— START OF Exercise data —
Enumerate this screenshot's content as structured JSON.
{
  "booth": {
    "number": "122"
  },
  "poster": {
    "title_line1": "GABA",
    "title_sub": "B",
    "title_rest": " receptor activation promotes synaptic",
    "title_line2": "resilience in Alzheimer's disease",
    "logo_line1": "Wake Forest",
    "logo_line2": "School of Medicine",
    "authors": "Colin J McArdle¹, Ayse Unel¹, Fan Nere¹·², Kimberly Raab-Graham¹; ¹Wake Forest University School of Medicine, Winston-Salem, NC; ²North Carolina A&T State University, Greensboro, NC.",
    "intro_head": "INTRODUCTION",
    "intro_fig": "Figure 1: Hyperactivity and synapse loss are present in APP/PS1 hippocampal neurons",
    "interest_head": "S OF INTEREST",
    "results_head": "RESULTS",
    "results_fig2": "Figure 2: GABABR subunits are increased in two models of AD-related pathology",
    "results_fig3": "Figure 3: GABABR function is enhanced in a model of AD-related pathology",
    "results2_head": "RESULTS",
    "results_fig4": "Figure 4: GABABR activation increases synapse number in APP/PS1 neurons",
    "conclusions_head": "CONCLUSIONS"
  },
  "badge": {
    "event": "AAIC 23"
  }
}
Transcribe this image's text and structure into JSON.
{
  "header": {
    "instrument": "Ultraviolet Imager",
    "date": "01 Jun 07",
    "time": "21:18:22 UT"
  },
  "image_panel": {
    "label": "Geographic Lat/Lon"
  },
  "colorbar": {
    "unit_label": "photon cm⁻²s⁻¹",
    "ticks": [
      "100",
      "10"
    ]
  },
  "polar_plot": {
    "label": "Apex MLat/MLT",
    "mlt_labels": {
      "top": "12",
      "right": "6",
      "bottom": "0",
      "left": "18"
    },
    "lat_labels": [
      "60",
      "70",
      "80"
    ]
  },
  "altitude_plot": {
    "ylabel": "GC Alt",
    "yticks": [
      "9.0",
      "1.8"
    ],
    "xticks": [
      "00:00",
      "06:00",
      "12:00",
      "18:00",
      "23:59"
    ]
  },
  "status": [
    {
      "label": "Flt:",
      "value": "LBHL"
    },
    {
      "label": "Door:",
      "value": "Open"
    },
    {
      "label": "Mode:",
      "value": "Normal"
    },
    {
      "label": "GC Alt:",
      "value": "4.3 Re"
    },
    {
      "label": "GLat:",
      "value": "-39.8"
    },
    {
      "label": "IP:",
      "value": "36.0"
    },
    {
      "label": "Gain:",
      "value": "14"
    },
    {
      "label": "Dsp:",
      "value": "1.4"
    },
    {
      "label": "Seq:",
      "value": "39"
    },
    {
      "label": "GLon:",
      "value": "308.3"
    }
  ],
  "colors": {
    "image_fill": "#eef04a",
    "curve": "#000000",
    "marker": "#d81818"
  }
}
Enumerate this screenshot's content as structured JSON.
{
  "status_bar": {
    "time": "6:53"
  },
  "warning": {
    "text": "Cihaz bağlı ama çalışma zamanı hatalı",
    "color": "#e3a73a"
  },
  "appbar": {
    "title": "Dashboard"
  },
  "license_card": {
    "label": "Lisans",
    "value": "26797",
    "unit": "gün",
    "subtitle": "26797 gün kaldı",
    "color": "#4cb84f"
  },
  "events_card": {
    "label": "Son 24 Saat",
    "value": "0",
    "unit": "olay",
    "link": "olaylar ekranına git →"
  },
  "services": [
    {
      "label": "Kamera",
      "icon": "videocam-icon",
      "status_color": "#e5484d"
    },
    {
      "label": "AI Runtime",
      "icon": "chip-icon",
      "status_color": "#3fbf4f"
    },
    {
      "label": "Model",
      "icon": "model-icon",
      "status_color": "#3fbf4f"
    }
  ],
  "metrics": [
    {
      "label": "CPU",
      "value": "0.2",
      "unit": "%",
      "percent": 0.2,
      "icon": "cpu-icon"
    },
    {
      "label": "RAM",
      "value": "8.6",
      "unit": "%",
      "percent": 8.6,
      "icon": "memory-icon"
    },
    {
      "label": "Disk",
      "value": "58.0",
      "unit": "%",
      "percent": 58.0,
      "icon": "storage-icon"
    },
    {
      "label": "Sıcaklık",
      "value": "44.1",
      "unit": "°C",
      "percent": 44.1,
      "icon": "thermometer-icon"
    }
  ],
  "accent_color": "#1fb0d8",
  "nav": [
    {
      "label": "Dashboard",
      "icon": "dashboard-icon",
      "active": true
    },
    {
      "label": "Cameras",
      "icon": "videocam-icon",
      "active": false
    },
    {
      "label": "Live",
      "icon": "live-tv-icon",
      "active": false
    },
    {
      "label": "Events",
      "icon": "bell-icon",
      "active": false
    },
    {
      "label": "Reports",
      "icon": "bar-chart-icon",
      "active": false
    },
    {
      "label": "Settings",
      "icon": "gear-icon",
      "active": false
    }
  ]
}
— END OF Exercise data —
# Problem
Using the records above, gather all lines where the string "text" is present.

# Solution for this problem
Transcribe this image's text and structure into JSON.
    "text": "Cihaz bağlı ama çalışma zamanı hatalı",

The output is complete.